++++ Rows ++++

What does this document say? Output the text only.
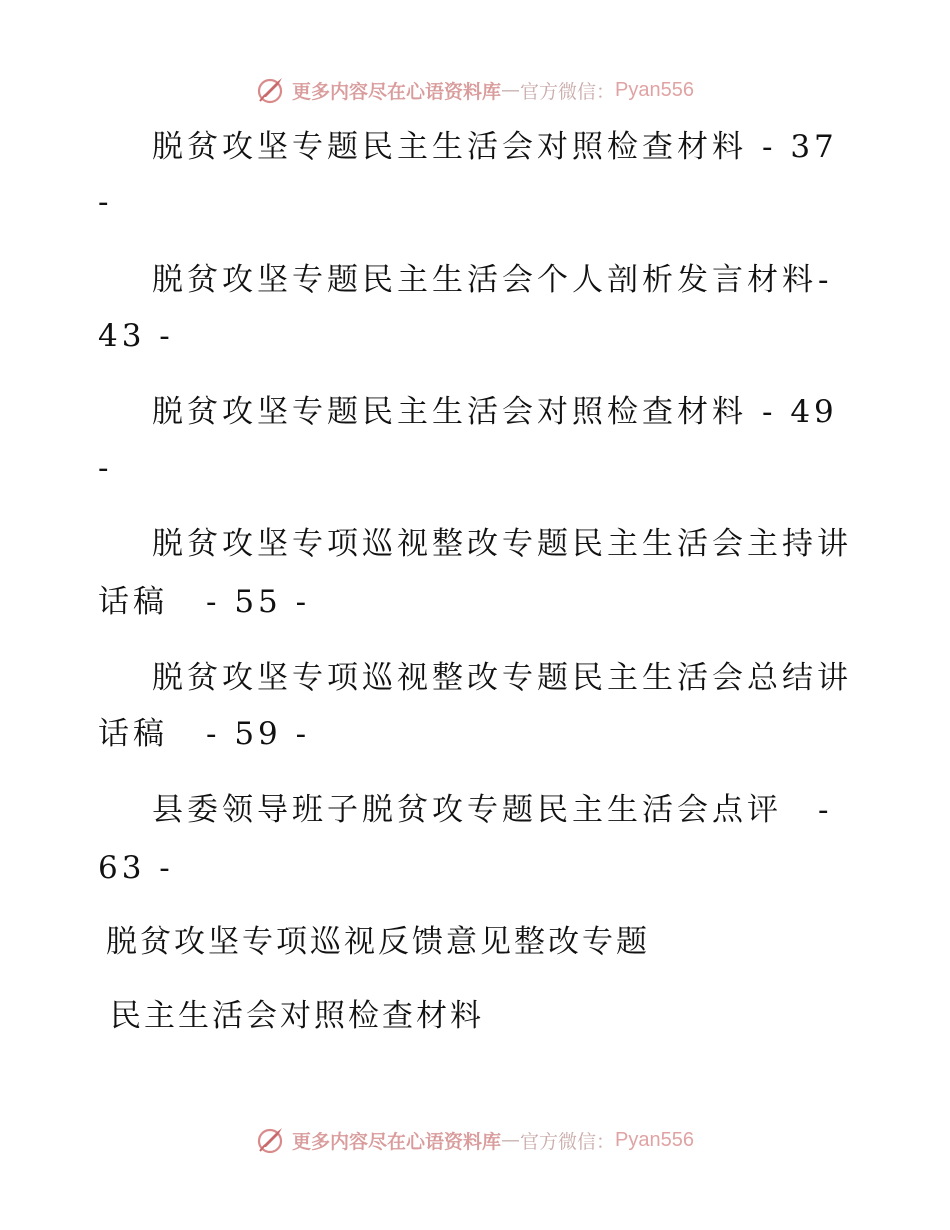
更多内容尽在心语资料库 — 官方微信： Pyan556
脱贫攻坚专题民主生活会对照检查材料 - 37
-
脱贫攻坚专题民主生活会个人剖析发言材料 -
43 -
脱贫攻坚专题民主生活会对照检查材料 - 49
-
脱贫攻坚专项巡视整改专题民主生活会主持讲
话稿 - 55 -
脱贫攻坚专项巡视整改专题民主生活会总结讲
话稿 - 59 -
县委领导班子脱贫攻专题民主生活会点评 -
63 -
脱贫攻坚专项巡视反馈意见整改专题
民主生活会对照检查材料
更多内容尽在心语资料库 — 官方微信： Pyan556
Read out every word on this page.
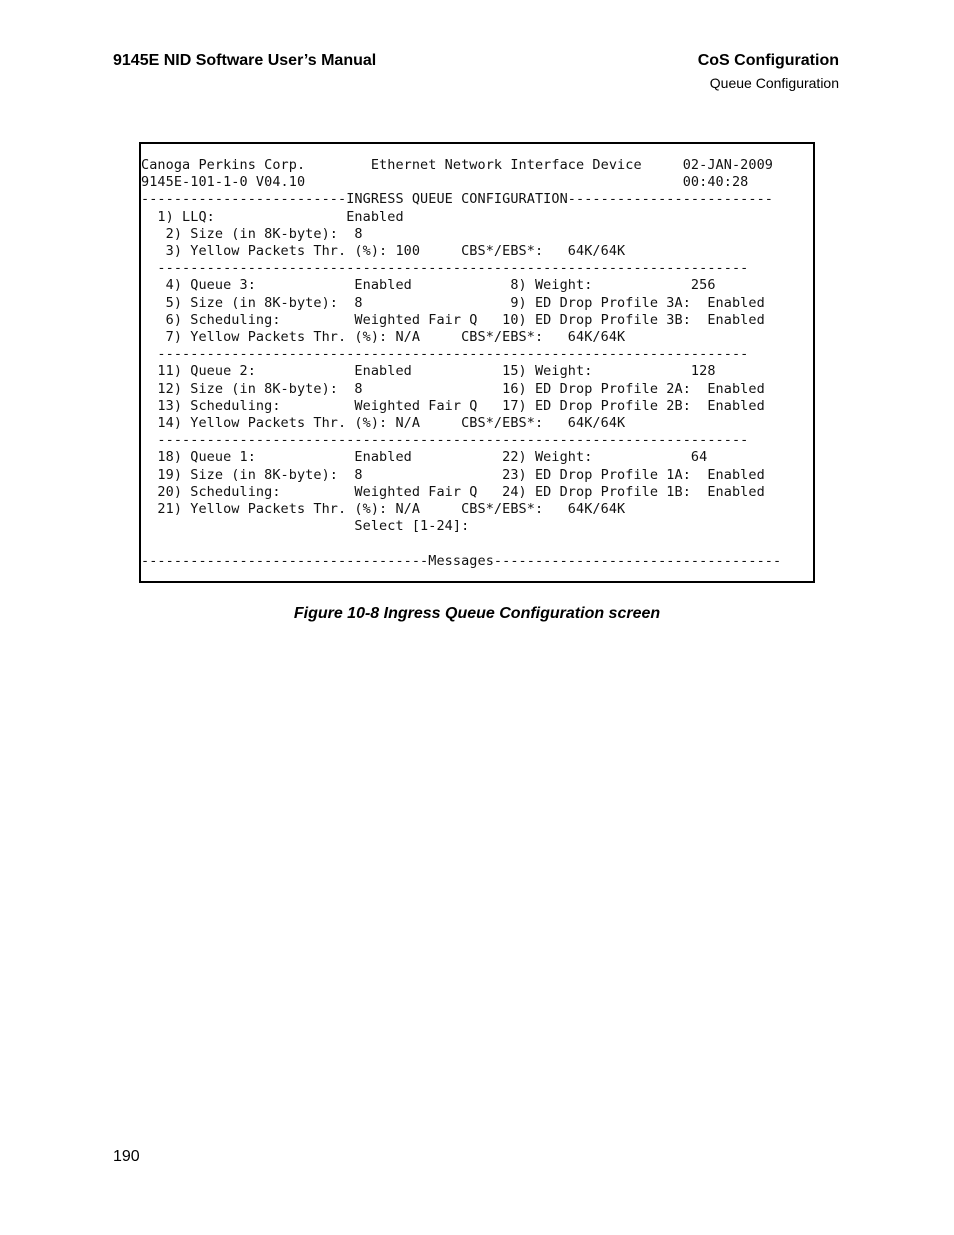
9145E NID Software User’s Manual	CoS Configuration
Queue Configuration
Canoga Perkins Corp.        Ethernet Network Interface Device     02-JAN-2009
9145E-101-1-0 V04.10                                              00:40:28
-------------------------INGRESS QUEUE CONFIGURATION-------------------------
1) LLQ:                Enabled
2) Size (in 8K-byte):  8
3) Yellow Packets Thr. (%): 100     CBS*/EBS*:   64K/64K
------------------------------------------------------------------------
4) Queue 3:            Enabled            8) Weight:            256
5) Size (in 8K-byte):  8                  9) ED Drop Profile 3A:  Enabled
6) Scheduling:         Weighted Fair Q   10) ED Drop Profile 3B:  Enabled
7) Yellow Packets Thr. (%): N/A     CBS*/EBS*:   64K/64K
------------------------------------------------------------------------
11) Queue 2:            Enabled           15) Weight:            128
12) Size (in 8K-byte):  8                 16) ED Drop Profile 2A:  Enabled
13) Scheduling:         Weighted Fair Q   17) ED Drop Profile 2B:  Enabled
14) Yellow Packets Thr. (%): N/A     CBS*/EBS*:   64K/64K
------------------------------------------------------------------------
18) Queue 1:            Enabled           22) Weight:            64
19) Size (in 8K-byte):  8                 23) ED Drop Profile 1A:  Enabled
20) Scheduling:         Weighted Fair Q   24) ED Drop Profile 1B:  Enabled
21) Yellow Packets Thr. (%): N/A     CBS*/EBS*:   64K/64K
Select [1-24]:

-----------------------------------Messages-----------------------------------
Figure 10-8 Ingress Queue Configuration screen
190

++++

*Short exercise:* Reproduce each entry precisely, dropping only the pictures.

*Solution:*
What does this document say? Output the text only.
更多内容尽在心语资料库 — 官方微信： Pyan556
脱贫攻坚专题民主生活会对照检查材料 - 37
-
脱贫攻坚专题民主生活会个人剖析发言材料 -
43 -
脱贫攻坚专题民主生活会对照检查材料 - 49
-
脱贫攻坚专项巡视整改专题民主生活会主持讲
话稿 - 55 -
脱贫攻坚专项巡视整改专题民主生活会总结讲
话稿 - 59 -
县委领导班子脱贫攻专题民主生活会点评 -
63 -
脱贫攻坚专项巡视反馈意见整改专题
民主生活会对照检查材料
更多内容尽在心语资料库 — 官方微信： Pyan556
Read out every word on this page.
9145E NID Software User’s Manual	CoS Configuration
Queue Configuration
Canoga Perkins Corp.        Ethernet Network Interface Device     02-JAN-2009
9145E-101-1-0 V04.10                                              00:40:28
-------------------------INGRESS QUEUE CONFIGURATION-------------------------
1) LLQ:                Enabled
2) Size (in 8K-byte):  8
3) Yellow Packets Thr. (%): 100     CBS*/EBS*:   64K/64K
------------------------------------------------------------------------
4) Queue 3:            Enabled            8) Weight:            256
5) Size (in 8K-byte):  8                  9) ED Drop Profile 3A:  Enabled
6) Scheduling:         Weighted Fair Q   10) ED Drop Profile 3B:  Enabled
7) Yellow Packets Thr. (%): N/A     CBS*/EBS*:   64K/64K
------------------------------------------------------------------------
11) Queue 2:            Enabled           15) Weight:            128
12) Size (in 8K-byte):  8                 16) ED Drop Profile 2A:  Enabled
13) Scheduling:         Weighted Fair Q   17) ED Drop Profile 2B:  Enabled
14) Yellow Packets Thr. (%): N/A     CBS*/EBS*:   64K/64K
------------------------------------------------------------------------
18) Queue 1:            Enabled           22) Weight:            64
19) Size (in 8K-byte):  8                 23) ED Drop Profile 1A:  Enabled
20) Scheduling:         Weighted Fair Q   24) ED Drop Profile 1B:  Enabled
21) Yellow Packets Thr. (%): N/A     CBS*/EBS*:   64K/64K
Select [1-24]:

-----------------------------------Messages-----------------------------------
Figure 10-8 Ingress Queue Configuration screen
190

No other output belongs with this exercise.